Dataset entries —
----------------------------------------

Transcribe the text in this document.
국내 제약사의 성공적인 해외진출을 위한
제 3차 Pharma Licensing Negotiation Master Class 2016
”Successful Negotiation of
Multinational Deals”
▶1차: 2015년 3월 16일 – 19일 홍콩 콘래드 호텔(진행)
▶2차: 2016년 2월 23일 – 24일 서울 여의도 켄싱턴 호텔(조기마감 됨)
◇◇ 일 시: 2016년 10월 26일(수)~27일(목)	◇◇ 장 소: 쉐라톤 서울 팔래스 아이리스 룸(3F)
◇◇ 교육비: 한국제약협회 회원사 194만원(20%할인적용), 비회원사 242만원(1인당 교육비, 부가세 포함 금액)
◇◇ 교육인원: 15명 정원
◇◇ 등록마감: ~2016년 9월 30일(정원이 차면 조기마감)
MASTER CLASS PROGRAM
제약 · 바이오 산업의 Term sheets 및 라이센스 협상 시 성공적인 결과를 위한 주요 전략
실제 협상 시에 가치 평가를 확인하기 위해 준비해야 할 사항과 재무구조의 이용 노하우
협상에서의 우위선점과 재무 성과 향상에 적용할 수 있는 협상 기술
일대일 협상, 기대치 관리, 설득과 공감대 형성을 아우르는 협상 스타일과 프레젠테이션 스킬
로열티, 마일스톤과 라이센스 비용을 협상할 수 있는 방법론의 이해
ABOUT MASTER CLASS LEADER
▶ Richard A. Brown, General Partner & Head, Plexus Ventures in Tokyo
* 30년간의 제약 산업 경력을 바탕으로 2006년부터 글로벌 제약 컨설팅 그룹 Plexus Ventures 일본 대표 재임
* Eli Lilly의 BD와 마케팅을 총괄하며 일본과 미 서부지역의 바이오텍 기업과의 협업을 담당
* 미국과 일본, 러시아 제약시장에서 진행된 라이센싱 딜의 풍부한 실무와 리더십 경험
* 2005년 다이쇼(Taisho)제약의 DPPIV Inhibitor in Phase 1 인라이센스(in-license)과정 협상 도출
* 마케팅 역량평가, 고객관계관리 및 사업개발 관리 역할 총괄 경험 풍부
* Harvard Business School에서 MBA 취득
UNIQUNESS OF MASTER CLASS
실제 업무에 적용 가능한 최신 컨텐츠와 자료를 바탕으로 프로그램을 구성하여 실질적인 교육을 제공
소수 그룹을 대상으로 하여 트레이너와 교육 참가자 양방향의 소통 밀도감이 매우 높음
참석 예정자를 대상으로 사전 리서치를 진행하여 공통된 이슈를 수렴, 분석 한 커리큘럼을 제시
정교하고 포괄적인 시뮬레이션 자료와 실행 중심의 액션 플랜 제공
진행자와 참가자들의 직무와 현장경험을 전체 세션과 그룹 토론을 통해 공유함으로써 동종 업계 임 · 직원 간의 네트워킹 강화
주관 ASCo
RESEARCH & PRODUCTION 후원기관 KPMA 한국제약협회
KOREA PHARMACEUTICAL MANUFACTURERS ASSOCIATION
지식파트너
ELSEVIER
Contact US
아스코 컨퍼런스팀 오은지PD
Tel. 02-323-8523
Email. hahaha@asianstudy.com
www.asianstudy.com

----------------------------------------

WHAT TO WORK ON — Using the data above, output each line exactly.

CORRECT OUTPUT —
Transcribe the text in this document.
국내 제약사의 성공적인 해외진출을 위한
제 3차 Pharma Licensing Negotiation Master Class 2016
”Successful Negotiation of
Multinational Deals”
▶1차: 2015년 3월 16일 – 19일 홍콩 콘래드 호텔(진행)
▶2차: 2016년 2월 23일 – 24일 서울 여의도 켄싱턴 호텔(조기마감 됨)
◇◇ 일 시: 2016년 10월 26일(수)~27일(목)	◇◇ 장 소: 쉐라톤 서울 팔래스 아이리스 룸(3F)
◇◇ 교육비: 한국제약협회 회원사 194만원(20%할인적용), 비회원사 242만원(1인당 교육비, 부가세 포함 금액)
◇◇ 교육인원: 15명 정원
◇◇ 등록마감: ~2016년 9월 30일(정원이 차면 조기마감)
MASTER CLASS PROGRAM
제약 · 바이오 산업의 Term sheets 및 라이센스 협상 시 성공적인 결과를 위한 주요 전략
실제 협상 시에 가치 평가를 확인하기 위해 준비해야 할 사항과 재무구조의 이용 노하우
협상에서의 우위선점과 재무 성과 향상에 적용할 수 있는 협상 기술
일대일 협상, 기대치 관리, 설득과 공감대 형성을 아우르는 협상 스타일과 프레젠테이션 스킬
로열티, 마일스톤과 라이센스 비용을 협상할 수 있는 방법론의 이해
ABOUT MASTER CLASS LEADER
▶ Richard A. Brown, General Partner & Head, Plexus Ventures in Tokyo
* 30년간의 제약 산업 경력을 바탕으로 2006년부터 글로벌 제약 컨설팅 그룹 Plexus Ventures 일본 대표 재임
* Eli Lilly의 BD와 마케팅을 총괄하며 일본과 미 서부지역의 바이오텍 기업과의 협업을 담당
* 미국과 일본, 러시아 제약시장에서 진행된 라이센싱 딜의 풍부한 실무와 리더십 경험
* 2005년 다이쇼(Taisho)제약의 DPPIV Inhibitor in Phase 1 인라이센스(in-license)과정 협상 도출
* 마케팅 역량평가, 고객관계관리 및 사업개발 관리 역할 총괄 경험 풍부
* Harvard Business School에서 MBA 취득
UNIQUNESS OF MASTER CLASS
실제 업무에 적용 가능한 최신 컨텐츠와 자료를 바탕으로 프로그램을 구성하여 실질적인 교육을 제공
소수 그룹을 대상으로 하여 트레이너와 교육 참가자 양방향의 소통 밀도감이 매우 높음
참석 예정자를 대상으로 사전 리서치를 진행하여 공통된 이슈를 수렴, 분석 한 커리큘럼을 제시
정교하고 포괄적인 시뮬레이션 자료와 실행 중심의 액션 플랜 제공
진행자와 참가자들의 직무와 현장경험을 전체 세션과 그룹 토론을 통해 공유함으로써 동종 업계 임 · 직원 간의 네트워킹 강화
주관 ASCo
RESEARCH & PRODUCTION 후원기관 KPMA 한국제약협회
KOREA PHARMACEUTICAL MANUFACTURERS ASSOCIATION
지식파트너
ELSEVIER
Contact US
아스코 컨퍼런스팀 오은지PD
Tel. 02-323-8523
Email. hahaha@asianstudy.com
www.asianstudy.com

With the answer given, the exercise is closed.